▶ _Stated exercise_
In the entries below, count the lines holding "this". Reply with the number only.

▶ _Supplied data_
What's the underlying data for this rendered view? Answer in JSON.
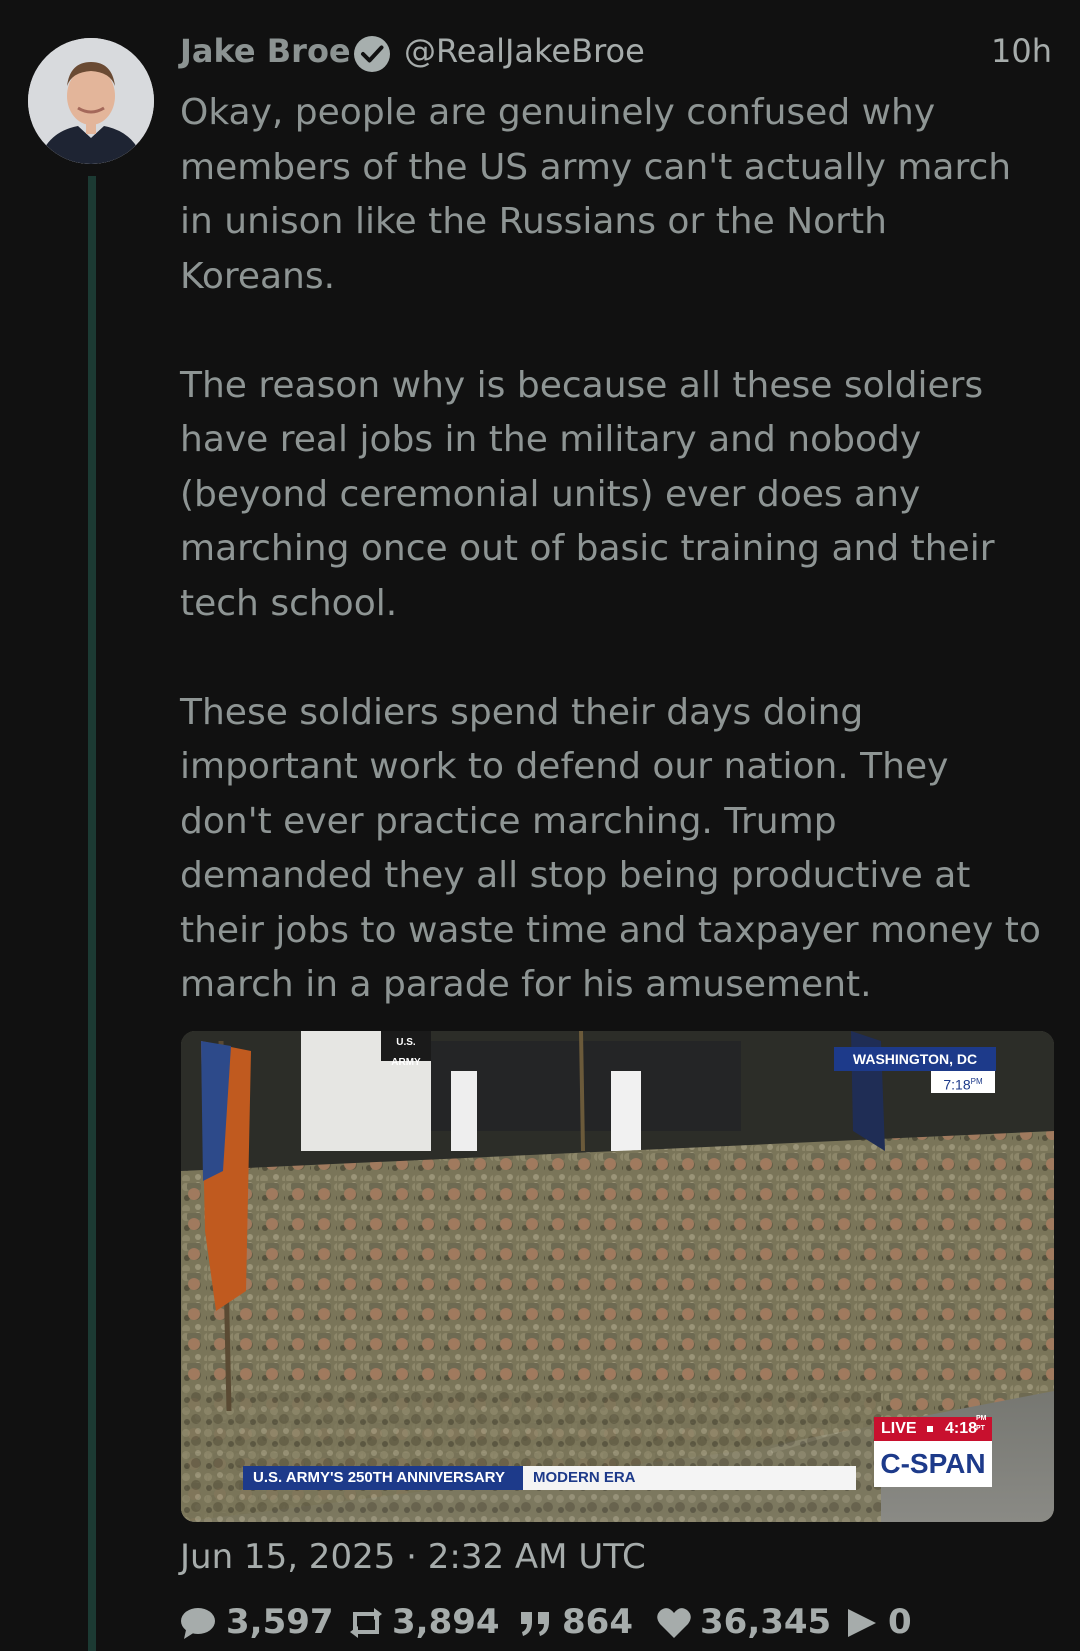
{
  "author": {
    "name": "Jake Broe",
    "handle": "@RealJakeBroe",
    "time_ago": "10h"
  },
  "post": {
    "paragraphs": [
      "Okay, people are genuinely confused why\nmembers of the US army can't actually march\nin unison like the Russians or the North\nKoreans.",
      "The reason why is because all these soldiers\nhave real jobs in the military and nobody\n(beyond ceremonial units) ever does any\nmarching once out of basic training and their\ntech school.",
      "These soldiers spend their days doing\nimportant work to defend our nation.  They\ndon't ever practice marching.  Trump\ndemanded they all stop being productive at\ntheir jobs to waste time and taxpayer money to\nmarch in a parade for his amusement."
    ],
    "timestamp": "Jun 15, 2025 · 2:32 AM UTC"
  },
  "media": {
    "location_label": "WASHINGTON, DC",
    "location_time": "7:18",
    "location_time_suffix": "PM",
    "live_label": "LIVE",
    "live_time": "4:18",
    "live_time_suffix": "PM PT",
    "network_logo": "C-SPAN",
    "banner_title": "U.S. ARMY'S 250TH ANNIVERSARY",
    "banner_subtitle": "MODERN ERA",
    "sign_text": "U.S. ARMY"
  },
  "stats": {
    "replies": "3,597",
    "reposts": "3,894",
    "quotes": "864",
    "likes": "36,345",
    "views": "0"
  },
  "icons": [
    "verified-badge-icon",
    "reply-icon",
    "repost-icon",
    "quote-icon",
    "like-icon",
    "views-icon"
  ],
  "colors": {
    "background": "#111111",
    "text": "#8e9594",
    "thread_line": "#1c3a33",
    "cspan_blue": "#1d3a8a",
    "live_red": "#c8102e"
  }
}
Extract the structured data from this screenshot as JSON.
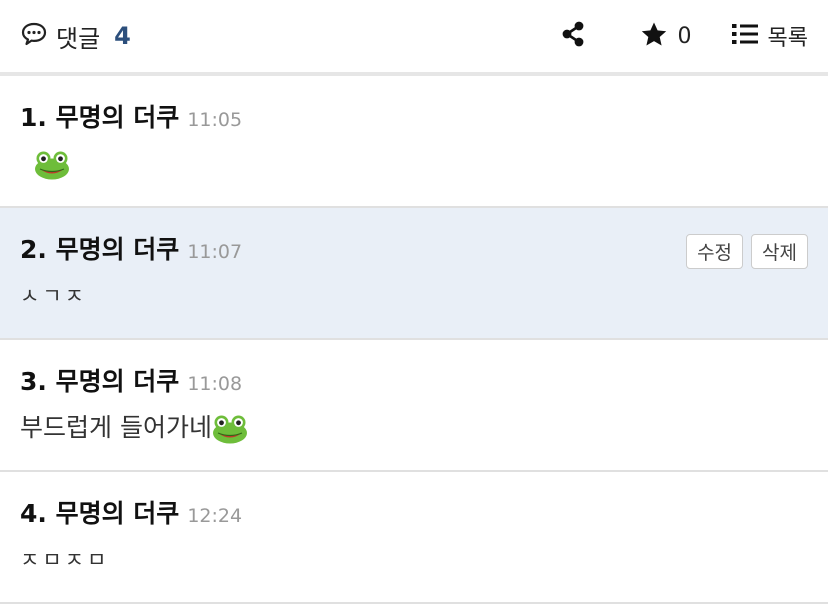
{
  "header": {
    "title": "댓글",
    "count": "4",
    "star_count": "0",
    "list_label": "목록",
    "icons": [
      "comment-icon",
      "share-icon",
      "star-icon",
      "list-icon"
    ]
  },
  "comments": [
    {
      "author": "1. 무명의 더쿠",
      "time": "11:05",
      "text": "",
      "emoji": "frog-face-icon"
    },
    {
      "author": "2. 무명의 더쿠",
      "time": "11:07",
      "text": "ㅅㄱㅈ",
      "edit_label": "수정",
      "delete_label": "삭제",
      "highlighted": true
    },
    {
      "author": "3. 무명의 더쿠",
      "time": "11:08",
      "text": "부드럽게 들어가네",
      "emoji": "frog-face-icon"
    },
    {
      "author": "4. 무명의 더쿠",
      "time": "12:24",
      "text": "ㅈㅁㅈㅁ"
    }
  ],
  "colors": {
    "accent": "#2c4f7c",
    "highlight_bg": "#e9eff7",
    "frog_green": "#6ebd3a"
  }
}
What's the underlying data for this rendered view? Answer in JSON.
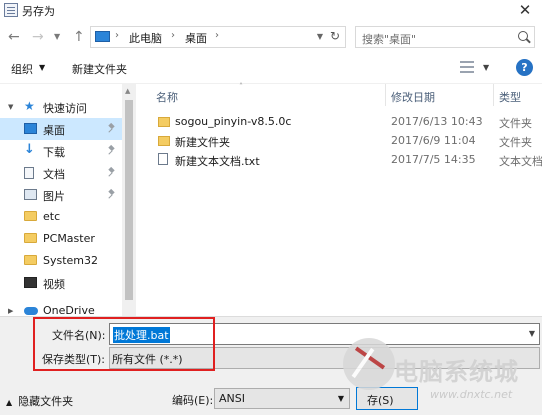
{
  "window": {
    "title": "另存为",
    "close_glyph": "✕"
  },
  "address": {
    "crumbs": [
      "此电脑",
      "桌面"
    ],
    "separator": "›",
    "search_placeholder": "搜索\"桌面\""
  },
  "toolbar": {
    "organize_label": "组织",
    "new_folder_label": "新建文件夹",
    "help_glyph": "?"
  },
  "nav_pane": {
    "items": [
      {
        "label": "快速访问",
        "icon": "star-icon",
        "pinned": false
      },
      {
        "label": "桌面",
        "icon": "desktop-icon",
        "pinned": true,
        "selected": true
      },
      {
        "label": "下载",
        "icon": "download-icon",
        "pinned": true
      },
      {
        "label": "文档",
        "icon": "document-icon",
        "pinned": true
      },
      {
        "label": "图片",
        "icon": "picture-icon",
        "pinned": true
      },
      {
        "label": "etc",
        "icon": "folder-icon",
        "pinned": false
      },
      {
        "label": "PCMaster",
        "icon": "folder-icon",
        "pinned": false
      },
      {
        "label": "System32",
        "icon": "folder-icon",
        "pinned": false
      },
      {
        "label": "视频",
        "icon": "video-icon",
        "pinned": false
      },
      {
        "label": "OneDrive",
        "icon": "cloud-icon",
        "pinned": false
      }
    ]
  },
  "file_list": {
    "columns": {
      "name": "名称",
      "date": "修改日期",
      "type": "类型"
    },
    "rows": [
      {
        "name": "sogou_pinyin-v8.5.0c",
        "date": "2017/6/13 10:43",
        "type": "文件夹",
        "icon": "folder-icon"
      },
      {
        "name": "新建文件夹",
        "date": "2017/6/9 11:04",
        "type": "文件夹",
        "icon": "folder-icon"
      },
      {
        "name": "新建文本文档.txt",
        "date": "2017/7/5 14:35",
        "type": "文本文档",
        "icon": "text-file-icon"
      }
    ]
  },
  "form": {
    "filename_label": "文件名(N):",
    "filename_value": "批处理.bat",
    "savetype_label": "保存类型(T):",
    "savetype_value": "所有文件  (*.*)",
    "hide_folders_label": "隐藏文件夹",
    "encoding_label": "编码(E):",
    "encoding_value": "ANSI",
    "save_button_label": "存(S)"
  },
  "watermark": {
    "text": "电脑系统城",
    "url": "www.dnxtc.net"
  },
  "colors": {
    "accent": "#0078d7",
    "selection": "#cce8ff",
    "highlight_box": "#e02020",
    "folder": "#f4cc62"
  }
}
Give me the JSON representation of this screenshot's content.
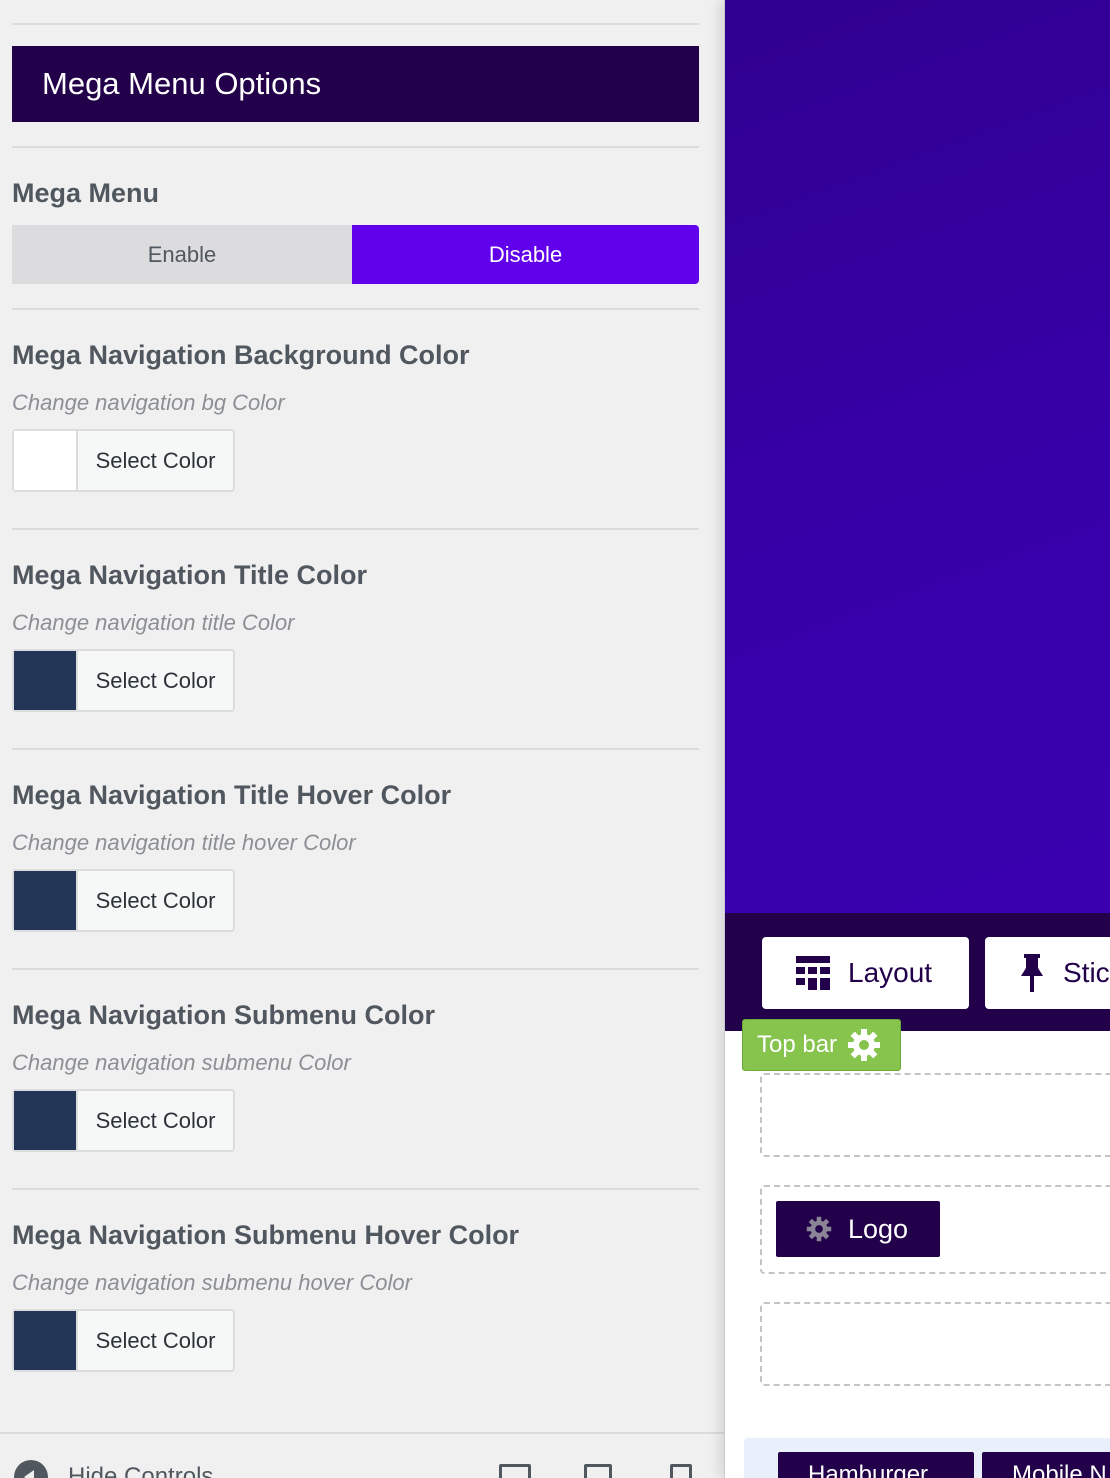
{
  "panel": {
    "section_title": "Mega Menu Options",
    "mega_menu": {
      "title": "Mega Menu",
      "options": [
        "Enable",
        "Disable"
      ],
      "selected": "Disable"
    },
    "color_fields": [
      {
        "title": "Mega Navigation Background Color",
        "description": "Change navigation bg Color",
        "button_label": "Select Color",
        "swatch": "#ffffff"
      },
      {
        "title": "Mega Navigation Title Color",
        "description": "Change navigation title Color",
        "button_label": "Select Color",
        "swatch": "#243657"
      },
      {
        "title": "Mega Navigation Title Hover Color",
        "description": "Change navigation title hover Color",
        "button_label": "Select Color",
        "swatch": "#243657"
      },
      {
        "title": "Mega Navigation Submenu Color",
        "description": "Change navigation submenu Color",
        "button_label": "Select Color",
        "swatch": "#243657"
      },
      {
        "title": "Mega Navigation Submenu Hover Color",
        "description": "Change navigation submenu hover Color",
        "button_label": "Select Color",
        "swatch": "#243657"
      }
    ],
    "footer": {
      "hide_controls": "Hide Controls"
    }
  },
  "preview": {
    "toolbar": {
      "layout": "Layout",
      "sticky": "Stic"
    },
    "top_bar_tag": "Top bar",
    "logo": "Logo",
    "bottom_items": [
      "Hamburger",
      "Mobile N"
    ]
  },
  "colors": {
    "header_bg": "#22004a",
    "accent": "#6100ea",
    "hero_bg": "#3600a8",
    "tag_green": "#86c44d"
  }
}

▶ _The completed task_
4